Entries from a dataset:
start

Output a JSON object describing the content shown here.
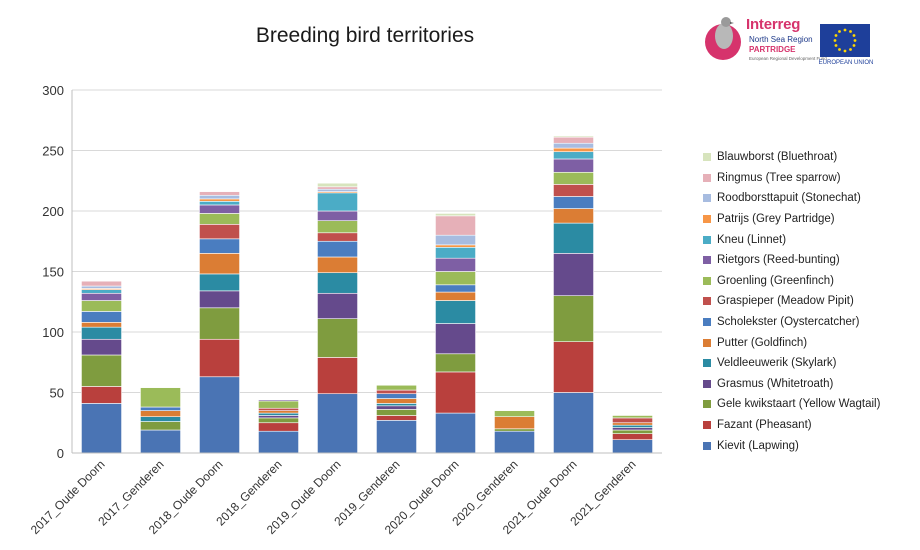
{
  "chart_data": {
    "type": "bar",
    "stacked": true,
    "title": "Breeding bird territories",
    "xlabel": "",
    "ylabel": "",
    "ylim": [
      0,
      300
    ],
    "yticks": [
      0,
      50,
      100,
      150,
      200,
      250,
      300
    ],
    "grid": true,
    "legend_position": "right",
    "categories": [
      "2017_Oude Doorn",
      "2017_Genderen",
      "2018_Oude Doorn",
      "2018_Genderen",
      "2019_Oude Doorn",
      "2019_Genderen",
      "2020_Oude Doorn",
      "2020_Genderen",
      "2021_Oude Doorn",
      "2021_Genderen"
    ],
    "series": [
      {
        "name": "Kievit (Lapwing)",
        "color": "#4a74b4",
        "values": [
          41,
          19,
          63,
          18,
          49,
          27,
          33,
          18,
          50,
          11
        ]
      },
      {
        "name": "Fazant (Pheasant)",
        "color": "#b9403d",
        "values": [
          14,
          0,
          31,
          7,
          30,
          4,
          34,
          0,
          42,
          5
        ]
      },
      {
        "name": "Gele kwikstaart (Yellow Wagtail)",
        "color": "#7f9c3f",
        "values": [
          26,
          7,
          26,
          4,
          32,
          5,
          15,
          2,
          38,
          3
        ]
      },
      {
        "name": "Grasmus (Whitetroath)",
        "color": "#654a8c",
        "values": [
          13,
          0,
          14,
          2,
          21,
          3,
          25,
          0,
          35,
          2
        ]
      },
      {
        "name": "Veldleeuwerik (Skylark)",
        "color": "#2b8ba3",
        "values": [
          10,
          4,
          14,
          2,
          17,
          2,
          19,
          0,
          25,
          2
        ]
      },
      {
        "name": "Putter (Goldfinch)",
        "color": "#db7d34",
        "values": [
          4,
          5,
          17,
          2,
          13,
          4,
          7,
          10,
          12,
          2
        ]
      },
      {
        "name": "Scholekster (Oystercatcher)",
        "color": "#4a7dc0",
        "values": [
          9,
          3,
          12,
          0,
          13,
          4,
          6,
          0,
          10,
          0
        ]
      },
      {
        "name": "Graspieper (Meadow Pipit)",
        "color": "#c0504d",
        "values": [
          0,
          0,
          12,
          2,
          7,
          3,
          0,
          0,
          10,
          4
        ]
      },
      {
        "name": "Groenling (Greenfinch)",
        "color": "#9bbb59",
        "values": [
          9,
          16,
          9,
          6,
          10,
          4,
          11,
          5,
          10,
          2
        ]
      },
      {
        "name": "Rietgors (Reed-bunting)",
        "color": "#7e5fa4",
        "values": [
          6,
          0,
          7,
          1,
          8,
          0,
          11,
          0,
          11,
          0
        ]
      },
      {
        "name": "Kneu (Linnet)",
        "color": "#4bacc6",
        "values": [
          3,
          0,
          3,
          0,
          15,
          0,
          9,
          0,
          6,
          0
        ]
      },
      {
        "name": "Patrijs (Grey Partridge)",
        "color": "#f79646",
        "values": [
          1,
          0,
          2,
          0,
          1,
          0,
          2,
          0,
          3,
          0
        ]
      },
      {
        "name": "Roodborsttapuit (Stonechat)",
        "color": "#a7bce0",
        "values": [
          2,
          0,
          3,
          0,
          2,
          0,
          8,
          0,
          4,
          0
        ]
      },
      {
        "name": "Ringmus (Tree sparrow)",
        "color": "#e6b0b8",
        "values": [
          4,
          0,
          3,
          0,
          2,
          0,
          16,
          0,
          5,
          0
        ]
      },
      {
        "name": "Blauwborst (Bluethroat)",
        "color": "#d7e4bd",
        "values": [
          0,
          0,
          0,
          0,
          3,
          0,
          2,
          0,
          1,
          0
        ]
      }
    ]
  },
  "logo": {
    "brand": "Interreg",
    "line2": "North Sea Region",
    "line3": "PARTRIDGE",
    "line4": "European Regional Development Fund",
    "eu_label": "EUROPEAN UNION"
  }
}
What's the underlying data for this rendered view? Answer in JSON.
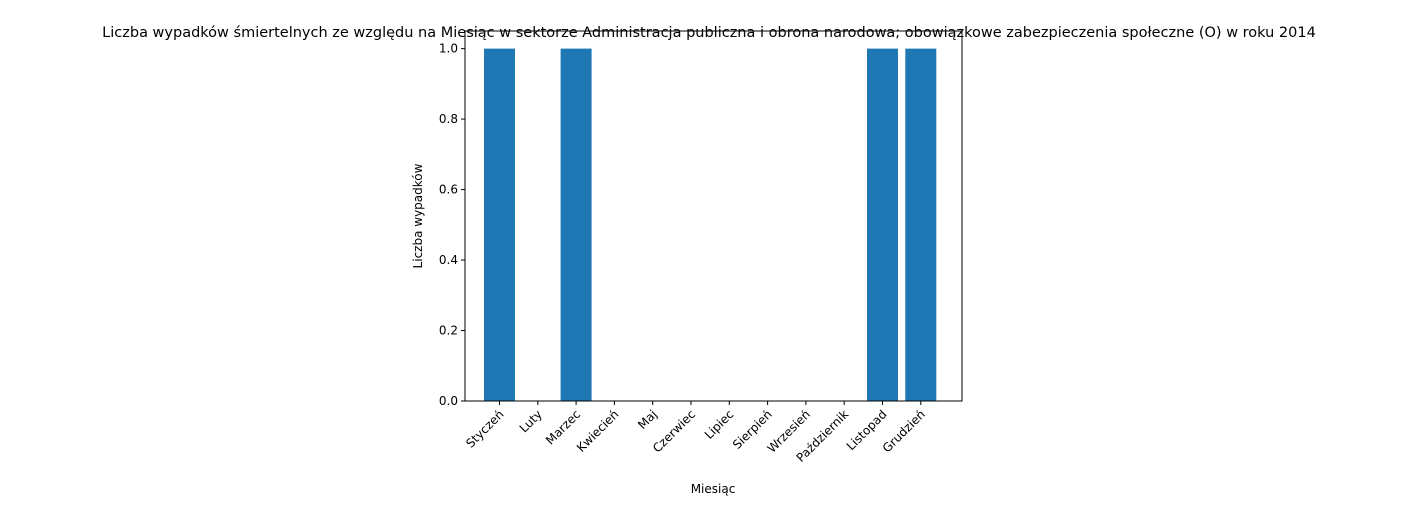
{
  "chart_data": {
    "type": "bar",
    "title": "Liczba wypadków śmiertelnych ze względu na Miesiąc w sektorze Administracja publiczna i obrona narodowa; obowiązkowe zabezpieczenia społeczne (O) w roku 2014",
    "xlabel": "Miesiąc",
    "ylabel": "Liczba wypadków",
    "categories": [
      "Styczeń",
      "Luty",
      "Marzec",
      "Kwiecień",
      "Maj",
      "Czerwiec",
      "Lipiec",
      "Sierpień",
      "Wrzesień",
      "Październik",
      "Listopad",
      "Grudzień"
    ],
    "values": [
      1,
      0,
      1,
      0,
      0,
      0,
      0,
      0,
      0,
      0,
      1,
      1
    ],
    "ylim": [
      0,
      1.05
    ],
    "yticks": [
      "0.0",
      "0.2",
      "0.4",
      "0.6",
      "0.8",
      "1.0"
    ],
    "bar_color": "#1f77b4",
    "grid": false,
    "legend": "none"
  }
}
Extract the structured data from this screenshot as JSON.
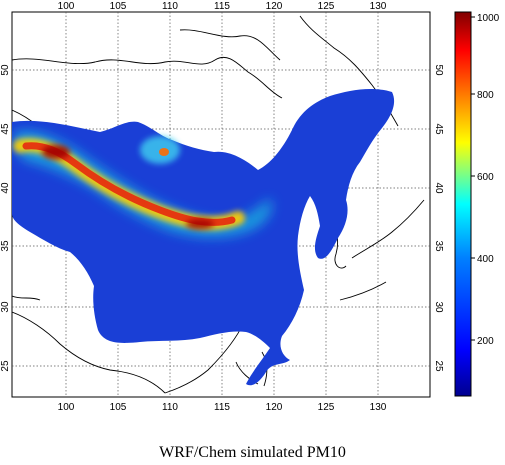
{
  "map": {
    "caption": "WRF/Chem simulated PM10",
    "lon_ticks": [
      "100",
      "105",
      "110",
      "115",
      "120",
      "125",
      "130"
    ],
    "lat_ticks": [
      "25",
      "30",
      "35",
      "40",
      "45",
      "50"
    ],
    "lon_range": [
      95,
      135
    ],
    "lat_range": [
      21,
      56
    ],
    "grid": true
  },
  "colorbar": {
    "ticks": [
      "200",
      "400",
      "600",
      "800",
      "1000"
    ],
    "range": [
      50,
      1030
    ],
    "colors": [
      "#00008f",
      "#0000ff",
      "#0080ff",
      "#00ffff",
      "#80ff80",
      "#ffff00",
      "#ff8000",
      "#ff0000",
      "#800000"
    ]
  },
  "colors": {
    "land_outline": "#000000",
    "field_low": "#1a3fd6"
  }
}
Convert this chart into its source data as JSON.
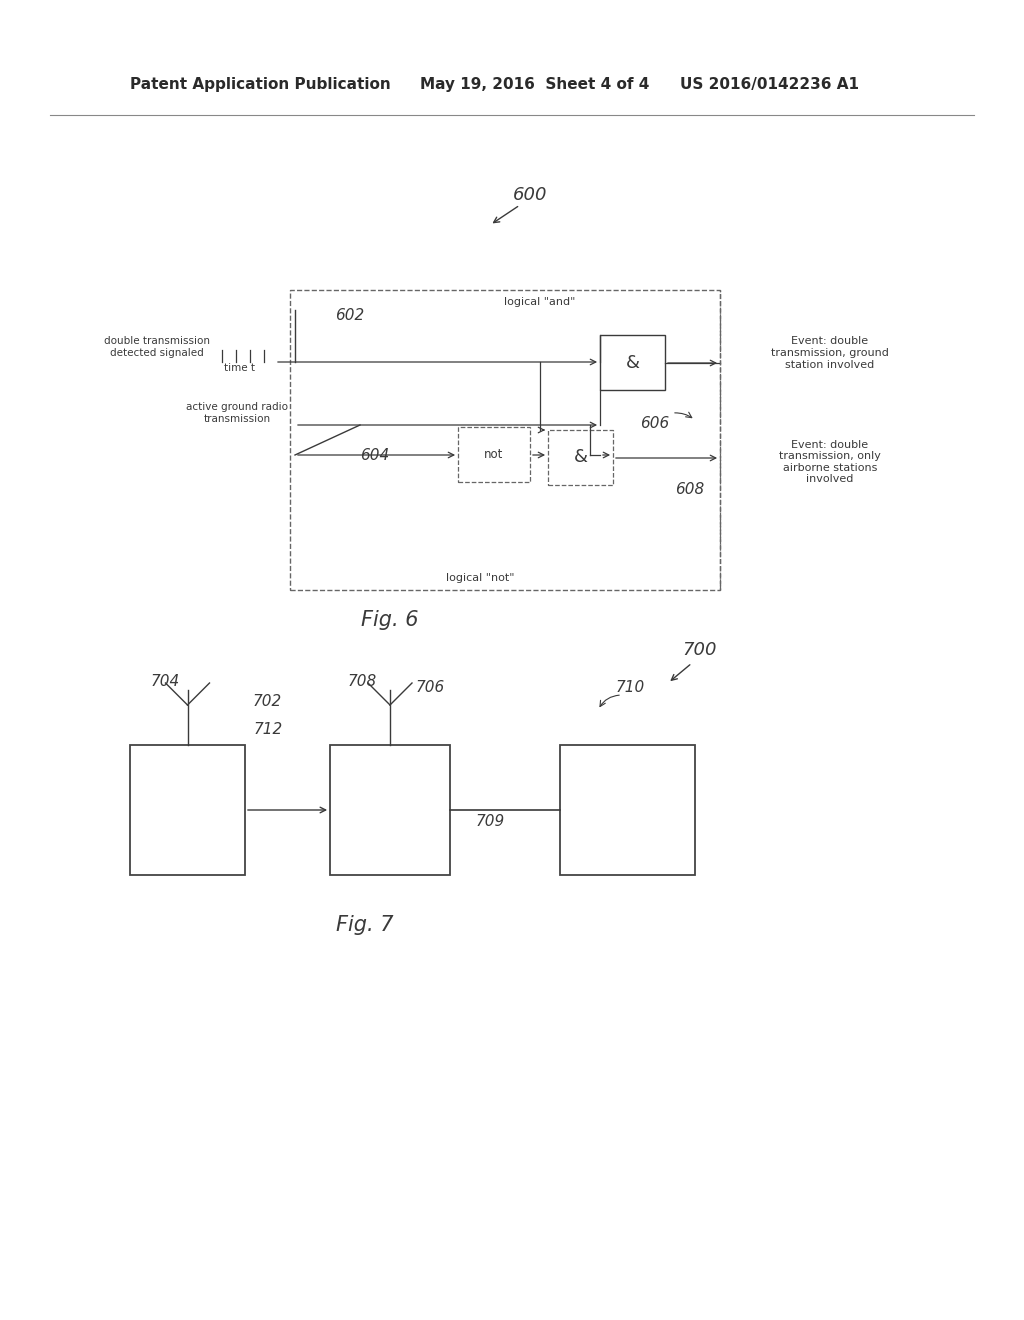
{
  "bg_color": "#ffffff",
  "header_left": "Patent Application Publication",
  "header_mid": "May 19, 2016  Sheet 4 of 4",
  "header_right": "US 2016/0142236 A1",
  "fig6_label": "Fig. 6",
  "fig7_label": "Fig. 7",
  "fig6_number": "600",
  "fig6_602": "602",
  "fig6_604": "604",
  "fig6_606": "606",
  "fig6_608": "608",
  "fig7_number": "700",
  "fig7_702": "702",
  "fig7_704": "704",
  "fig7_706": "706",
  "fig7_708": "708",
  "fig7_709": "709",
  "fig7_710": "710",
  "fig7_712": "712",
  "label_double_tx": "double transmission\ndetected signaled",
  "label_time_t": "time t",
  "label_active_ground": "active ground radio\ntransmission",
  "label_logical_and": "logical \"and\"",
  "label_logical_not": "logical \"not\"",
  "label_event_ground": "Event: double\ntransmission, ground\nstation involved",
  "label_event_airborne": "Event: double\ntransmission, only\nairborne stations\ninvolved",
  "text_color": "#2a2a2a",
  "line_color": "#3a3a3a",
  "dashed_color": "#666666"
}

end

EXERCISE PROMPT: Extract each line holding the string "Liczba".

TASK SOLUTION:
    "title": "Liczba wypadków śmiertelnych ze względu na Miesiąc w sektorze Administracja publiczna i obrona narodowa; obowiązkowe zabezpieczenia społeczne (O) w roku 2014",
    "ylabel": "Liczba wypadków",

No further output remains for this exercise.